**AIM:**
Exactly as written, retype the listing below, omitting the pictures.

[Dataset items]
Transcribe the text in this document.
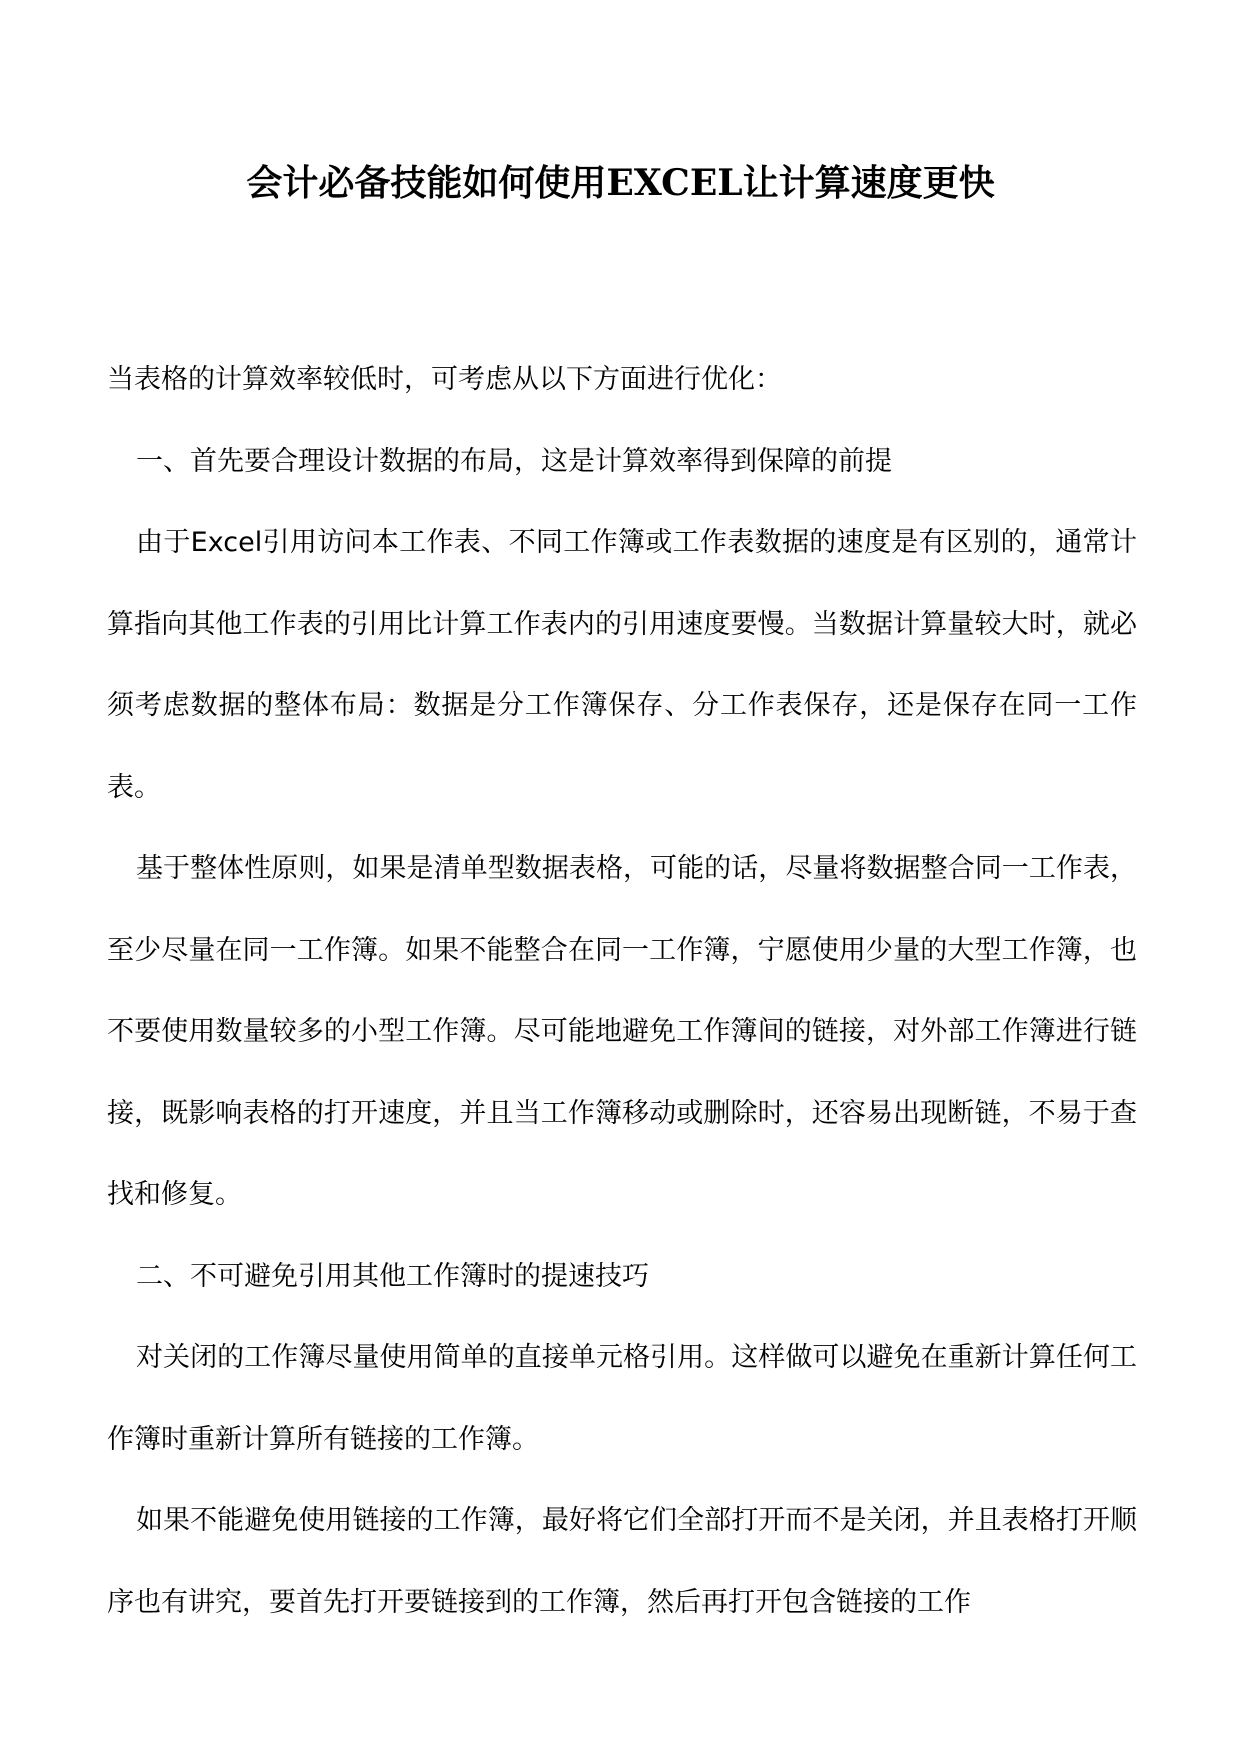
会计必备技能如何使用EXCEL让计算速度更快

当表格的计算效率较低时，可考虑从以下方面进行优化：

一、首先要合理设计数据的布局，这是计算效率得到保障的前提

由于Excel引用访问本工作表、不同工作簿或工作表数据的速度是有区别的，通常计算指向其他工作表的引用比计算工作表内的引用速度要慢。当数据计算量较大时，就必须考虑数据的整体布局：数据是分工作簿保存、分工作表保存，还是保存在同一工作表。

基于整体性原则，如果是清单型数据表格，可能的话，尽量将数据整合同一工作表，至少尽量在同一工作簿。如果不能整合在同一工作簿，宁愿使用少量的大型工作簿，也不要使用数量较多的小型工作簿。尽可能地避免工作簿间的链接，对外部工作簿进行链接，既影响表格的打开速度，并且当工作簿移动或删除时，还容易出现断链，不易于查找和修复。

二、不可避免引用其他工作簿时的提速技巧

对关闭的工作簿尽量使用简单的直接单元格引用。这样做可以避免在重新计算任何工作簿时重新计算所有链接的工作簿。

如果不能避免使用链接的工作簿，最好将它们全部打开而不是关闭，并且表格打开顺序也有讲究，要首先打开要链接到的工作簿，然后再打开包含链接的工作
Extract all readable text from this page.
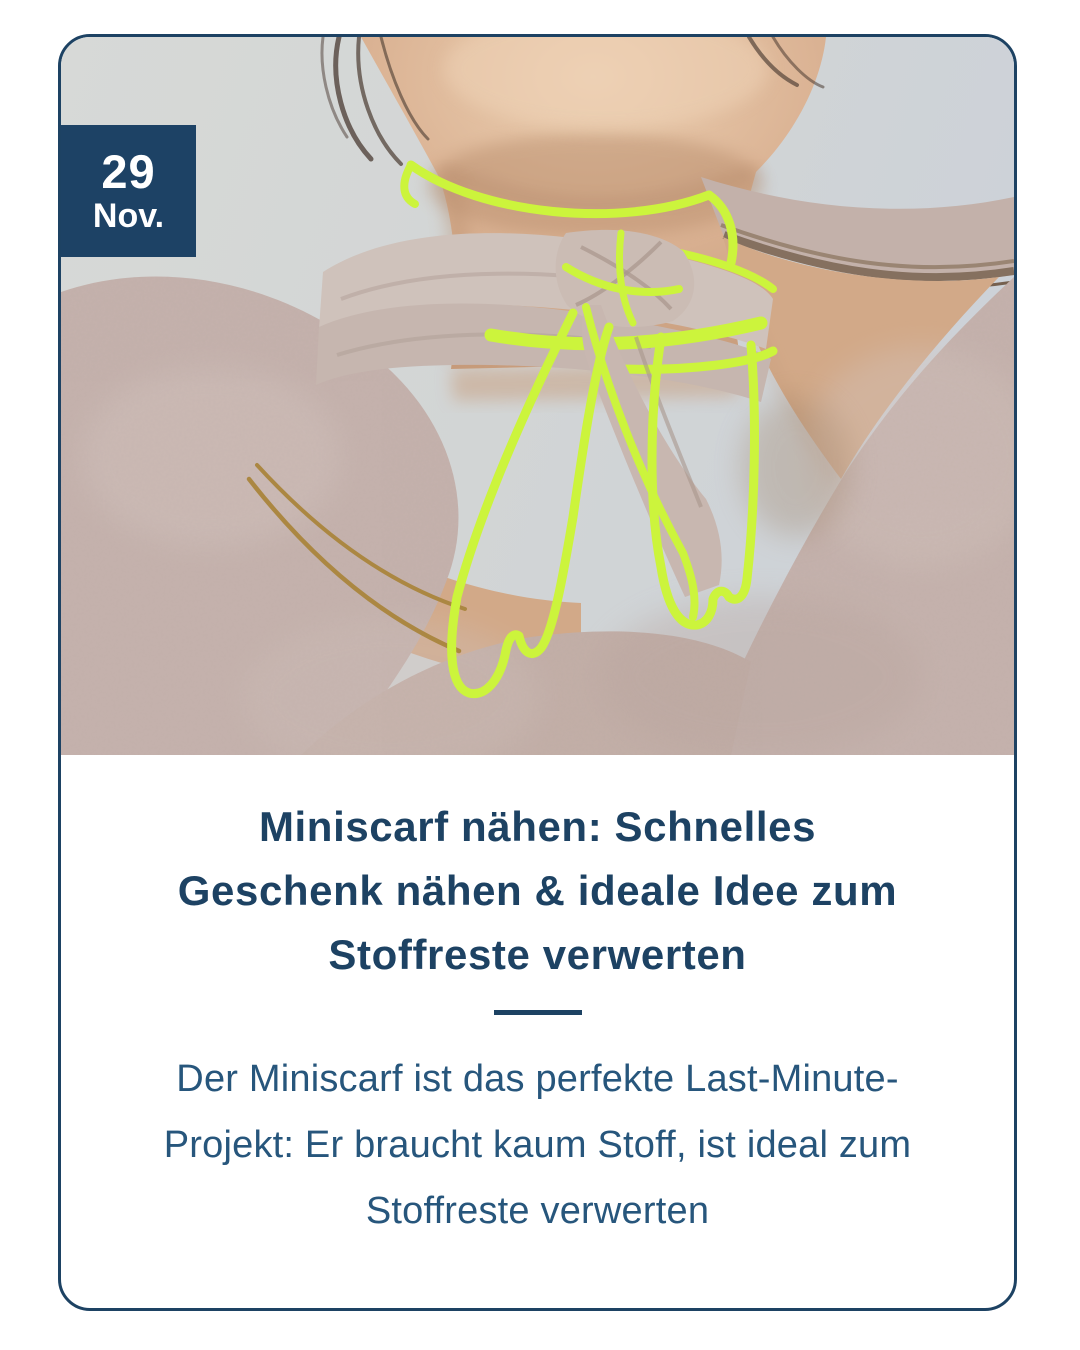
29
Nov.
Miniscarf nähen: Schnelles
Geschenk nähen & ideale Idee zum
Stoffreste verwerten

Der Miniscarf ist das perfekte Last-Minute-
Projekt: Er braucht kaum Stoff, ist ideal zum
Stoffreste verwerten
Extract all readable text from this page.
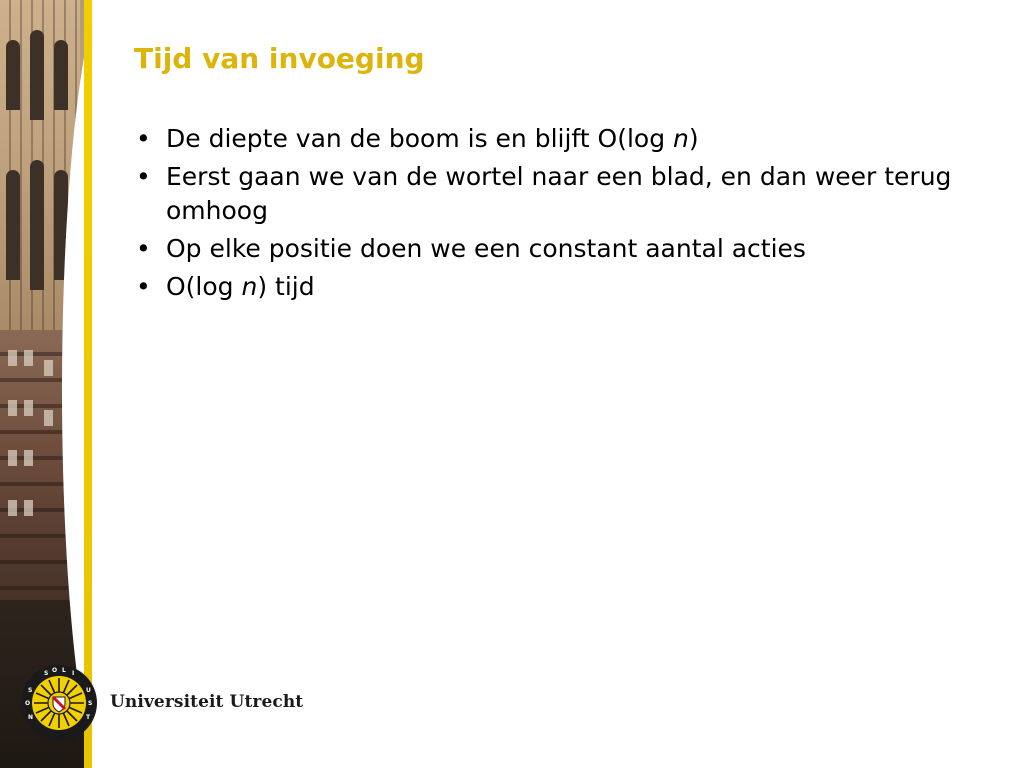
S O L I
S
O
N
U
S
T
Universiteit Utrecht
Tijd van invoeging
• De diepte van de boom is en blijft O(log n)
• Eerst gaan we van de wortel naar een blad, en dan weer terug omhoog
• Op elke positie doen we een constant aantal acties
• O(log n) tijd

**COMPLETE OUTPUT:**
Transcribe the text in this document.
会计必备技能如何使用EXCEL让计算速度更快

当表格的计算效率较低时，可考虑从以下方面进行优化：

一、首先要合理设计数据的布局，这是计算效率得到保障的前提

由于Excel引用访问本工作表、不同工作簿或工作表数据的速度是有区别的，通常计算指向其他工作表的引用比计算工作表内的引用速度要慢。当数据计算量较大时，就必须考虑数据的整体布局：数据是分工作簿保存、分工作表保存，还是保存在同一工作表。

基于整体性原则，如果是清单型数据表格，可能的话，尽量将数据整合同一工作表，至少尽量在同一工作簿。如果不能整合在同一工作簿，宁愿使用少量的大型工作簿，也不要使用数量较多的小型工作簿。尽可能地避免工作簿间的链接，对外部工作簿进行链接，既影响表格的打开速度，并且当工作簿移动或删除时，还容易出现断链，不易于查找和修复。

二、不可避免引用其他工作簿时的提速技巧

对关闭的工作簿尽量使用简单的直接单元格引用。这样做可以避免在重新计算任何工作簿时重新计算所有链接的工作簿。

如果不能避免使用链接的工作簿，最好将它们全部打开而不是关闭，并且表格打开顺序也有讲究，要首先打开要链接到的工作簿，然后再打开包含链接的工作
Extract all readable text from this page.
29
Nov.
Miniscarf nähen: Schnelles
Geschenk nähen & ideale Idee zum
Stoffreste verwerten

Der Miniscarf ist das perfekte Last-Minute-
Projekt: Er braucht kaum Stoff, ist ideal zum
Stoffreste verwerten
Extract all readable text from this page.
S O L I
S
O
N
U
S
T
Universiteit Utrecht
Tijd van invoeging
• De diepte van de boom is en blijft O(log n)
• Eerst gaan we van de wortel naar een blad, en dan weer terug omhoog
• Op elke positie doen we een constant aantal acties
• O(log n) tijd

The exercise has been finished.